What you will do
Extract each line of the data and write it out again exactly.

----

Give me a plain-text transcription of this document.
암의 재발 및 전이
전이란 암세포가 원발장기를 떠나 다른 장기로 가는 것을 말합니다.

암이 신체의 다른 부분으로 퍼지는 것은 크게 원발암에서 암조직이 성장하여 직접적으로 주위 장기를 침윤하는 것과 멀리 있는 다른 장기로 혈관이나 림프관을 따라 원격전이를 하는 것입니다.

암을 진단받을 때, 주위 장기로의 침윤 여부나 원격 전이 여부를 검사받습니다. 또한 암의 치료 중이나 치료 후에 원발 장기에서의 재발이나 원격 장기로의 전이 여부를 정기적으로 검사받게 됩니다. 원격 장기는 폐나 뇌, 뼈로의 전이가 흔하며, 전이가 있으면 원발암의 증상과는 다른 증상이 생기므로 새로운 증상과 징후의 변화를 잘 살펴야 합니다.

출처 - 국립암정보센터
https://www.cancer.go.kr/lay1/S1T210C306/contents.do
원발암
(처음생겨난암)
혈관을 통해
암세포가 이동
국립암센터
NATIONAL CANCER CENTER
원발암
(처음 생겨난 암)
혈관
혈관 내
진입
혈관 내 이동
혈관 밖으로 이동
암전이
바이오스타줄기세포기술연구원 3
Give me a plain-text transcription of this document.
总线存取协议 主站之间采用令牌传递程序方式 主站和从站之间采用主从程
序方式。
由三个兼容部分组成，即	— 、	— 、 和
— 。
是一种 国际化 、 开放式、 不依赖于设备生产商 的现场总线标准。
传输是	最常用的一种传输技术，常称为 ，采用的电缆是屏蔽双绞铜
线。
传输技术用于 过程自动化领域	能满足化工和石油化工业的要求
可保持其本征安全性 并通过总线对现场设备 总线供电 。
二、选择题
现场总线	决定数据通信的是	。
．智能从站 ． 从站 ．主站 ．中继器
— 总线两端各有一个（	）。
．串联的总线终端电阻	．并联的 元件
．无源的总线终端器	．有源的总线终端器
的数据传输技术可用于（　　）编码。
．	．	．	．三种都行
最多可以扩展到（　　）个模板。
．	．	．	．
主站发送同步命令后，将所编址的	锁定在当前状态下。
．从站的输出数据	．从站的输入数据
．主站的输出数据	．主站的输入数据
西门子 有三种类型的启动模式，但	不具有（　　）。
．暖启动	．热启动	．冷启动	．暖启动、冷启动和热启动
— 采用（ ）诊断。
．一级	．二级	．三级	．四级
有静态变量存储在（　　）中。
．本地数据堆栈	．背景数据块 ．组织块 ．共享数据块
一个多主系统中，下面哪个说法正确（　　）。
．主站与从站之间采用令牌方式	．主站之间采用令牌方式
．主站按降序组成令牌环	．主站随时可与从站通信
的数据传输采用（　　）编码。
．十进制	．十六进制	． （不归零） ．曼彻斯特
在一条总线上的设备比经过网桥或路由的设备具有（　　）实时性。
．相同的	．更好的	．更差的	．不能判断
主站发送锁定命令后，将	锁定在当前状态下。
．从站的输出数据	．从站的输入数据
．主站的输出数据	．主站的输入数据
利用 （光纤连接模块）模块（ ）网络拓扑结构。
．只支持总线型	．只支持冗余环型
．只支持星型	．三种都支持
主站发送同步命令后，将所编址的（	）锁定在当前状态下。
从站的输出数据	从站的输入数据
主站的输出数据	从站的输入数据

----

Exercise solution
Give me a plain-text transcription of this document.
암의 재발 및 전이
전이란 암세포가 원발장기를 떠나 다른 장기로 가는 것을 말합니다.

암이 신체의 다른 부분으로 퍼지는 것은 크게 원발암에서 암조직이 성장하여 직접적으로 주위 장기를 침윤하는 것과 멀리 있는 다른 장기로 혈관이나 림프관을 따라 원격전이를 하는 것입니다.

암을 진단받을 때, 주위 장기로의 침윤 여부나 원격 전이 여부를 검사받습니다. 또한 암의 치료 중이나 치료 후에 원발 장기에서의 재발이나 원격 장기로의 전이 여부를 정기적으로 검사받게 됩니다. 원격 장기는 폐나 뇌, 뼈로의 전이가 흔하며, 전이가 있으면 원발암의 증상과는 다른 증상이 생기므로 새로운 증상과 징후의 변화를 잘 살펴야 합니다.

출처 - 국립암정보센터
https://www.cancer.go.kr/lay1/S1T210C306/contents.do
원발암
(처음생겨난암)
혈관을 통해
암세포가 이동
국립암센터
NATIONAL CANCER CENTER
원발암
(처음 생겨난 암)
혈관
혈관 내
진입
혈관 내 이동
혈관 밖으로 이동
암전이
바이오스타줄기세포기술연구원 3
Give me a plain-text transcription of this document.
总线存取协议 主站之间采用令牌传递程序方式 主站和从站之间采用主从程
序方式。
由三个兼容部分组成，即	— 、	— 、 和
— 。
是一种 国际化 、 开放式、 不依赖于设备生产商 的现场总线标准。
传输是	最常用的一种传输技术，常称为 ，采用的电缆是屏蔽双绞铜
线。
传输技术用于 过程自动化领域	能满足化工和石油化工业的要求
可保持其本征安全性 并通过总线对现场设备 总线供电 。
二、选择题
现场总线	决定数据通信的是	。
．智能从站 ． 从站 ．主站 ．中继器
— 总线两端各有一个（	）。
．串联的总线终端电阻	．并联的 元件
．无源的总线终端器	．有源的总线终端器
的数据传输技术可用于（　　）编码。
．	．	．	．三种都行
最多可以扩展到（　　）个模板。
．	．	．	．
主站发送同步命令后，将所编址的	锁定在当前状态下。
．从站的输出数据	．从站的输入数据
．主站的输出数据	．主站的输入数据
西门子 有三种类型的启动模式，但	不具有（　　）。
．暖启动	．热启动	．冷启动	．暖启动、冷启动和热启动
— 采用（ ）诊断。
．一级	．二级	．三级	．四级
有静态变量存储在（　　）中。
．本地数据堆栈	．背景数据块 ．组织块 ．共享数据块
一个多主系统中，下面哪个说法正确（　　）。
．主站与从站之间采用令牌方式	．主站之间采用令牌方式
．主站按降序组成令牌环	．主站随时可与从站通信
的数据传输采用（　　）编码。
．十进制	．十六进制	． （不归零） ．曼彻斯特
在一条总线上的设备比经过网桥或路由的设备具有（　　）实时性。
．相同的	．更好的	．更差的	．不能判断
主站发送锁定命令后，将	锁定在当前状态下。
．从站的输出数据	．从站的输入数据
．主站的输出数据	．主站的输入数据
利用 （光纤连接模块）模块（ ）网络拓扑结构。
．只支持总线型	．只支持冗余环型
．只支持星型	．三种都支持
主站发送同步命令后，将所编址的（	）锁定在当前状态下。
从站的输出数据	从站的输入数据
主站的输出数据	从站的输入数据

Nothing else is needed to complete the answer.